Material for the task:
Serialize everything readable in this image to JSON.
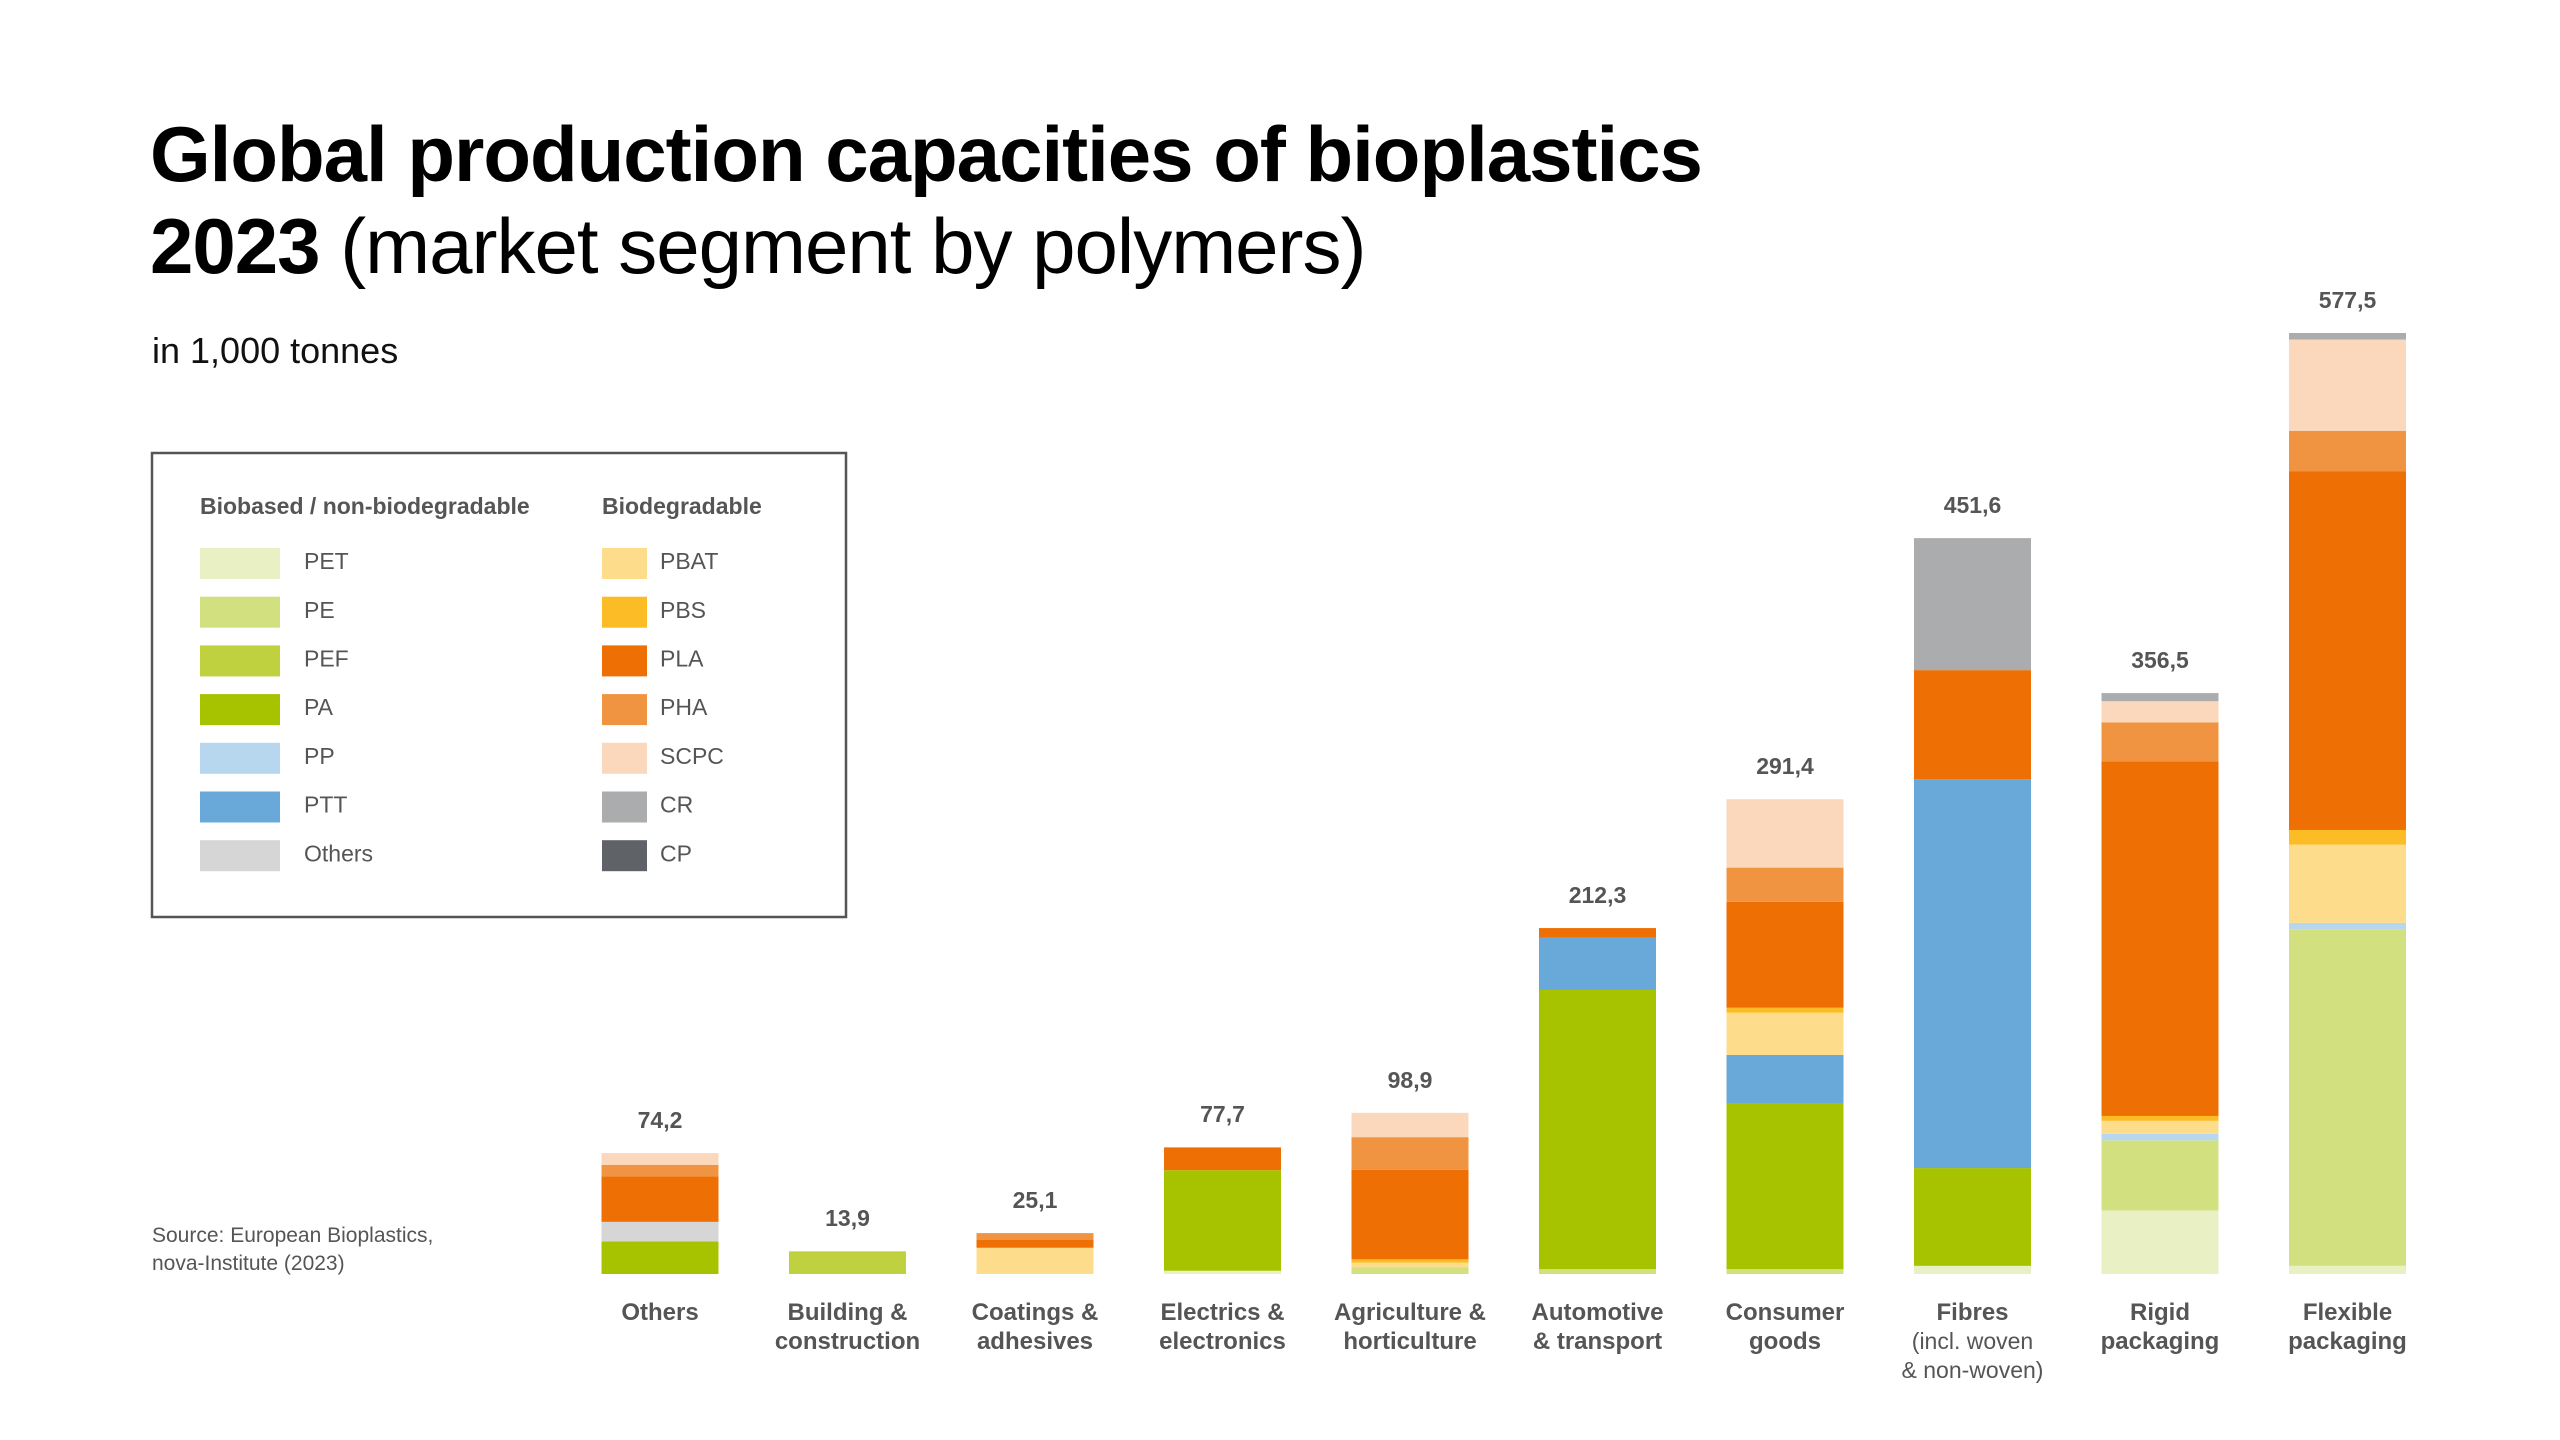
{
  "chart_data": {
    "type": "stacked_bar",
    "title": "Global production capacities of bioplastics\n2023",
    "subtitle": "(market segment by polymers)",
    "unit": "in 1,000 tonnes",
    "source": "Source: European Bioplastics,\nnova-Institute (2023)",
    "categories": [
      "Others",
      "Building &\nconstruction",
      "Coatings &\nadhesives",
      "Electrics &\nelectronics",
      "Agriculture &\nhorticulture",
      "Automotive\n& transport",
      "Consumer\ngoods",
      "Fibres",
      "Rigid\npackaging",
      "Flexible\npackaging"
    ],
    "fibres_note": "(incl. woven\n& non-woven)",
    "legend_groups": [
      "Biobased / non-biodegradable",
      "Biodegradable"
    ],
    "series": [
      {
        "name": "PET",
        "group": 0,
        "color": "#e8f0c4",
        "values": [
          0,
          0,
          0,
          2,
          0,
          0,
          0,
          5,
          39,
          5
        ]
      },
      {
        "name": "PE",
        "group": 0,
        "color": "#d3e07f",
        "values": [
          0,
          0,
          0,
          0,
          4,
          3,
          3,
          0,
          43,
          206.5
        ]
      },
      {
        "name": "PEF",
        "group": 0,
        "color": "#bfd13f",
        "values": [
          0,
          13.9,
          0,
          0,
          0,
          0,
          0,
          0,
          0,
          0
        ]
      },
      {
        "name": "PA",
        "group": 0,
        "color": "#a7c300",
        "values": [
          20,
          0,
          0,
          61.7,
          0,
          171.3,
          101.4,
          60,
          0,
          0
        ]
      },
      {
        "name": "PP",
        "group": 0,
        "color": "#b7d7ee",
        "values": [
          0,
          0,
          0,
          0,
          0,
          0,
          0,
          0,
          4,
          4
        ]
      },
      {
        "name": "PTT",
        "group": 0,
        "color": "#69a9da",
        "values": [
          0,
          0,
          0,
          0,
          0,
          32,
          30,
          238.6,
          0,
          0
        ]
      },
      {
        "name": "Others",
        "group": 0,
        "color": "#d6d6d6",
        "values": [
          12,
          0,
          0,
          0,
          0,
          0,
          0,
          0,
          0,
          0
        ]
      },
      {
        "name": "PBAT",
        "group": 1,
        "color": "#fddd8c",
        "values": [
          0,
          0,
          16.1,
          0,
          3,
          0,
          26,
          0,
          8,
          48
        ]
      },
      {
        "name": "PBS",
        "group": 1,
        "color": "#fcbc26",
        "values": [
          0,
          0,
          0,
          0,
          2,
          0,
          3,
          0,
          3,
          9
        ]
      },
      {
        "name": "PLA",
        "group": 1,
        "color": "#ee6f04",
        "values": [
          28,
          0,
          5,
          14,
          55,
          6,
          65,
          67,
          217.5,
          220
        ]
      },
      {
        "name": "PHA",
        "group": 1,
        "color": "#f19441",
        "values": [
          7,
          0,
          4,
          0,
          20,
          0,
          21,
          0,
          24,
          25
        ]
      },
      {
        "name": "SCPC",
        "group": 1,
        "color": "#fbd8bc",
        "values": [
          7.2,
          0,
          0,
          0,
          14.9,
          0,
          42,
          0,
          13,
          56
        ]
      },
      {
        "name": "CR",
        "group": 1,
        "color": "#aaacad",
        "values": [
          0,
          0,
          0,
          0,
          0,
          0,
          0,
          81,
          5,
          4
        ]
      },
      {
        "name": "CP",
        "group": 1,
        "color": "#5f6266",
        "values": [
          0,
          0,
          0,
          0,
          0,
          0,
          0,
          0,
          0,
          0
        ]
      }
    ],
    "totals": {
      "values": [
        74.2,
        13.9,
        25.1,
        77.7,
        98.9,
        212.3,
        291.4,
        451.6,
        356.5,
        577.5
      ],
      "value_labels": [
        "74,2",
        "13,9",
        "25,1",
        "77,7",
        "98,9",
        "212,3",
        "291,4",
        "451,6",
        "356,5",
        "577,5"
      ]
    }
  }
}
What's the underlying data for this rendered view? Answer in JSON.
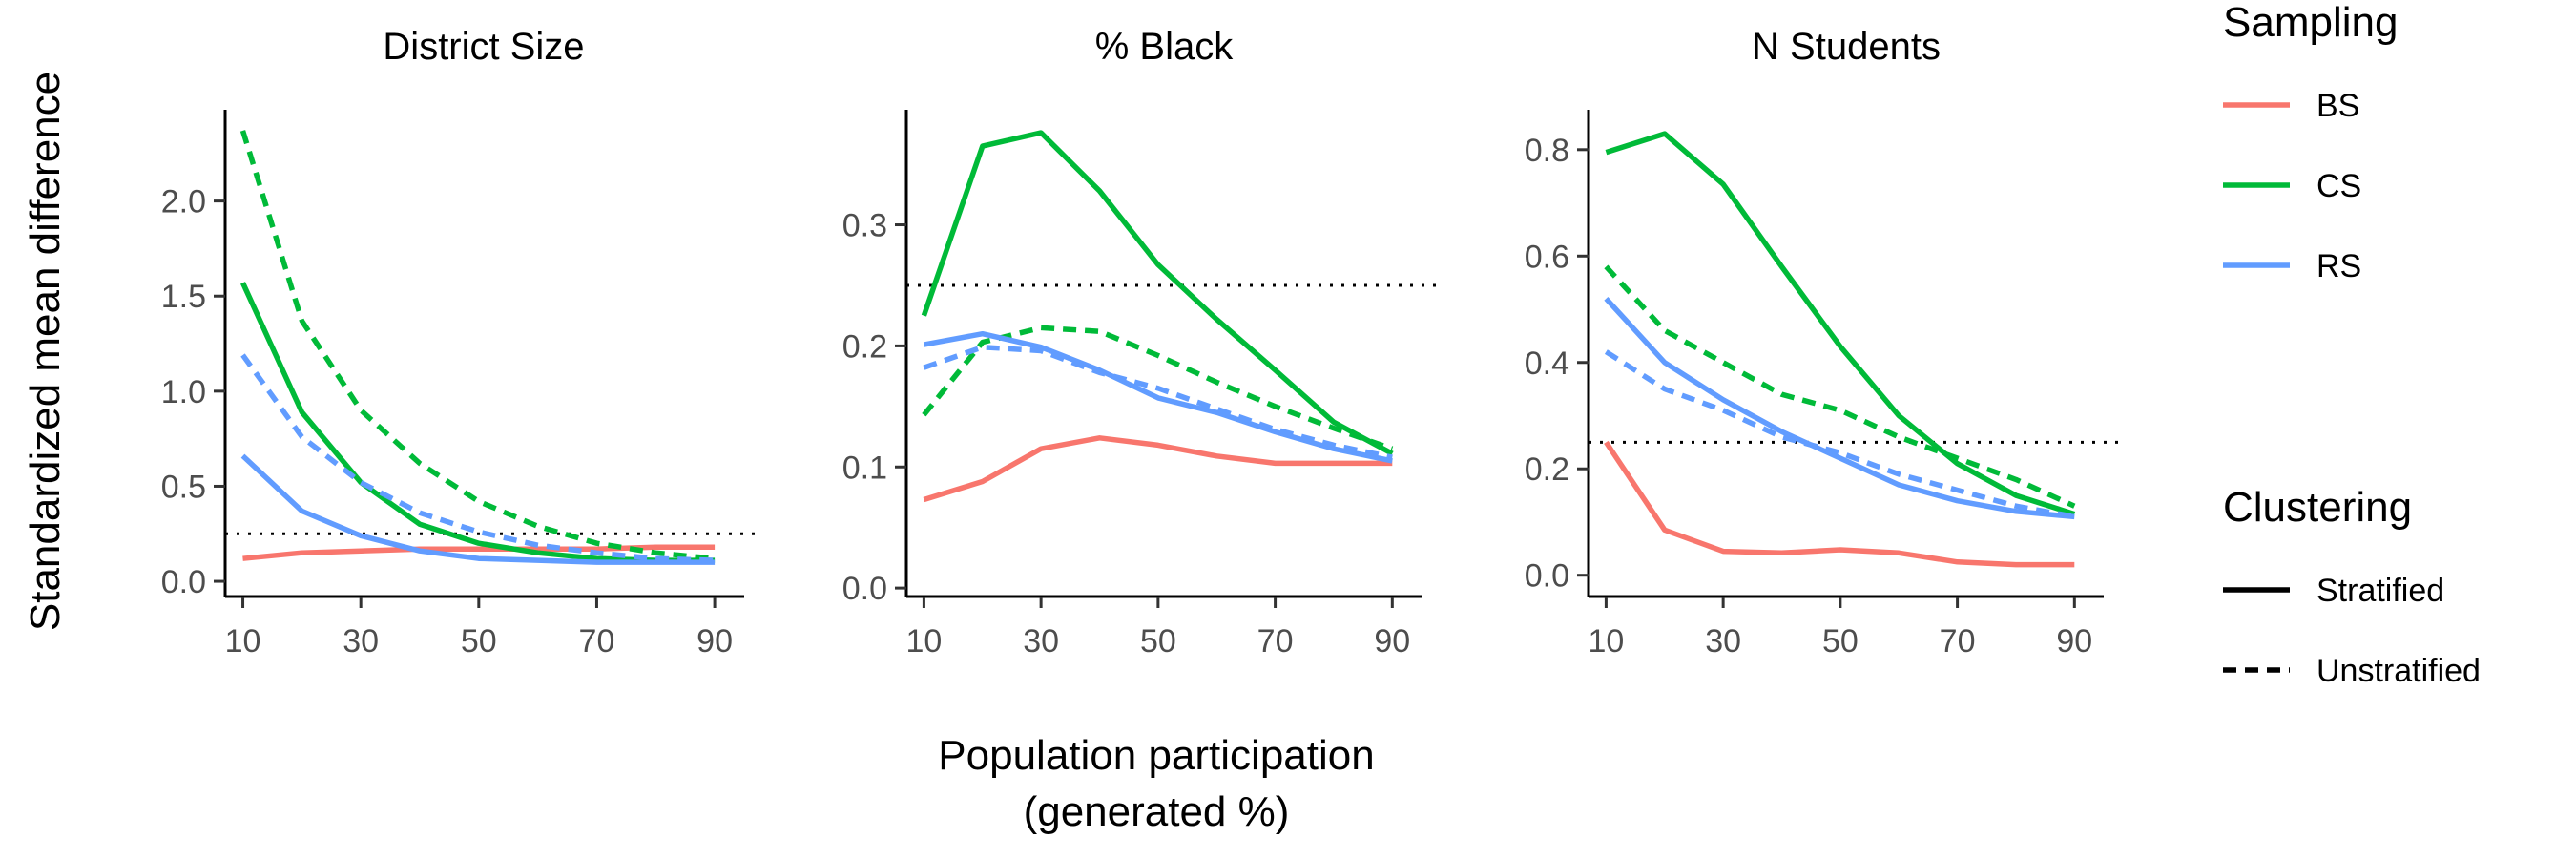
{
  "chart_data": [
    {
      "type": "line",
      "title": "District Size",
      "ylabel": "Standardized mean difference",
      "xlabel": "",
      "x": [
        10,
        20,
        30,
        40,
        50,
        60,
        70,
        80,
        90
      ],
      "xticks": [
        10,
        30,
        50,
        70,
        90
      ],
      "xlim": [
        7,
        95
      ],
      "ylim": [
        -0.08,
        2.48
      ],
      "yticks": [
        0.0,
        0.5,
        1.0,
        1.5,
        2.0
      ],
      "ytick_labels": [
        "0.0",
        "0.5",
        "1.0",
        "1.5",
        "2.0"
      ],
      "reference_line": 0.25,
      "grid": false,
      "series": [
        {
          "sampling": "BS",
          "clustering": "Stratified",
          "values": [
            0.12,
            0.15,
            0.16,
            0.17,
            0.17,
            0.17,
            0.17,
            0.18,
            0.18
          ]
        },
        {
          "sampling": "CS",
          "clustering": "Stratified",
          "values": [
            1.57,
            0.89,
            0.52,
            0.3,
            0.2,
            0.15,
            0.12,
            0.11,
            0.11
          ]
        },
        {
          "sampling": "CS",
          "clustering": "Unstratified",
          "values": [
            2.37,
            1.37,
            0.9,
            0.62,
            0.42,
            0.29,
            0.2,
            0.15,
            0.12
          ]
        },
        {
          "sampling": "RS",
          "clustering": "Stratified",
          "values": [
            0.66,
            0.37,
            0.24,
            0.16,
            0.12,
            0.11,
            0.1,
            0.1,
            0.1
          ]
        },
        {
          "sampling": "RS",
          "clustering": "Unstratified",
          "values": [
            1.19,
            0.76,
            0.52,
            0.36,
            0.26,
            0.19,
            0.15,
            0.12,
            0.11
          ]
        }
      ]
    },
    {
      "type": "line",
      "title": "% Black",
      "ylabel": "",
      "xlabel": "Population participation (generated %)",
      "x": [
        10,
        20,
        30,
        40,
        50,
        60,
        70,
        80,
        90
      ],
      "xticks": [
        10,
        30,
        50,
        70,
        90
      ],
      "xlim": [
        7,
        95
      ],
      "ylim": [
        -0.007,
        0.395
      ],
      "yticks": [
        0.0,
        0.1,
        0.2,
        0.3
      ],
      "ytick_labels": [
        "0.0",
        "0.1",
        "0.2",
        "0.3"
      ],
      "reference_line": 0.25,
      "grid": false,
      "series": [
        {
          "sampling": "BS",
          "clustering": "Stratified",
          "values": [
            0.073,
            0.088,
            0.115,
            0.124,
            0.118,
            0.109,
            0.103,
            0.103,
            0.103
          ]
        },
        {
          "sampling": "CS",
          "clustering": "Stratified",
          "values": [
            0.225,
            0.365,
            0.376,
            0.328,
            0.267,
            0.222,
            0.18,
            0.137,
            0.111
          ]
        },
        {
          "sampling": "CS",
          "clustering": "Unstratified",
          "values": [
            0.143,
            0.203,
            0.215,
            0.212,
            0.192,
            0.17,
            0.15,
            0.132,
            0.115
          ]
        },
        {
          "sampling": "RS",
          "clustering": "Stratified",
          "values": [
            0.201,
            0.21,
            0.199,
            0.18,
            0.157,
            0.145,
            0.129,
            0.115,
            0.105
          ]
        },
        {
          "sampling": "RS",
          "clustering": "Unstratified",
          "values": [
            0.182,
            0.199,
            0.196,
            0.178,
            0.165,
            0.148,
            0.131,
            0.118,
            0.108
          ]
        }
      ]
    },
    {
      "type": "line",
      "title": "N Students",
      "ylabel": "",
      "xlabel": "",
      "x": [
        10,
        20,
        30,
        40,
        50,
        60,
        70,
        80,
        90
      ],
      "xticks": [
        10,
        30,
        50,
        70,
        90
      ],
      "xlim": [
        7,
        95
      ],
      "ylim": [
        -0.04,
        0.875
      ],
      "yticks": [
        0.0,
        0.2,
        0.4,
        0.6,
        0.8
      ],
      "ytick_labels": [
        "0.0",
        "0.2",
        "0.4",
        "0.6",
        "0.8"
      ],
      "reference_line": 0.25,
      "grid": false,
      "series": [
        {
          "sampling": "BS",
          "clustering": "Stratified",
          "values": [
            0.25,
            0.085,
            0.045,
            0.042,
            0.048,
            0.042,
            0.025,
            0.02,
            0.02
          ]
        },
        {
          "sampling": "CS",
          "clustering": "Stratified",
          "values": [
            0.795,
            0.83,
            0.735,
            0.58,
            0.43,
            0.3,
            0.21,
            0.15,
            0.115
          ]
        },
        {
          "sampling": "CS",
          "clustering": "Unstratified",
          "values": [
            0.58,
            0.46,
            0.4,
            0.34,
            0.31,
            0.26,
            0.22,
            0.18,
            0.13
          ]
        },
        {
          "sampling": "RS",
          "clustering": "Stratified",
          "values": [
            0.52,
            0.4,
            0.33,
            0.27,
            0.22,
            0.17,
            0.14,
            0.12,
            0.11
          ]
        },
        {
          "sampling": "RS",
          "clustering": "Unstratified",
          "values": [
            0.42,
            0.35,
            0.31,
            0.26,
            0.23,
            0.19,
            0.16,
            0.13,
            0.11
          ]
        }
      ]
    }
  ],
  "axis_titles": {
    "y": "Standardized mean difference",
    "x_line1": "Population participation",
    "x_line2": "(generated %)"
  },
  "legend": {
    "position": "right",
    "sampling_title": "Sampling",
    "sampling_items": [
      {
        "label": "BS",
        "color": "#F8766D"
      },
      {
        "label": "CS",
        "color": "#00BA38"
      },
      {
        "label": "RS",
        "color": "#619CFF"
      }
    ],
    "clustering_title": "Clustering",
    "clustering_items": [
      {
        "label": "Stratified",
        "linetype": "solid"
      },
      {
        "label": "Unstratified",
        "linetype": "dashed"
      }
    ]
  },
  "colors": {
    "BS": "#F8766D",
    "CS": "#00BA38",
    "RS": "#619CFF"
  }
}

Given instruction: Pick out each line in the material containing "participation".

Full output:
      "xlabel": "Population participation (generated %)",
    "x_line1": "Population participation",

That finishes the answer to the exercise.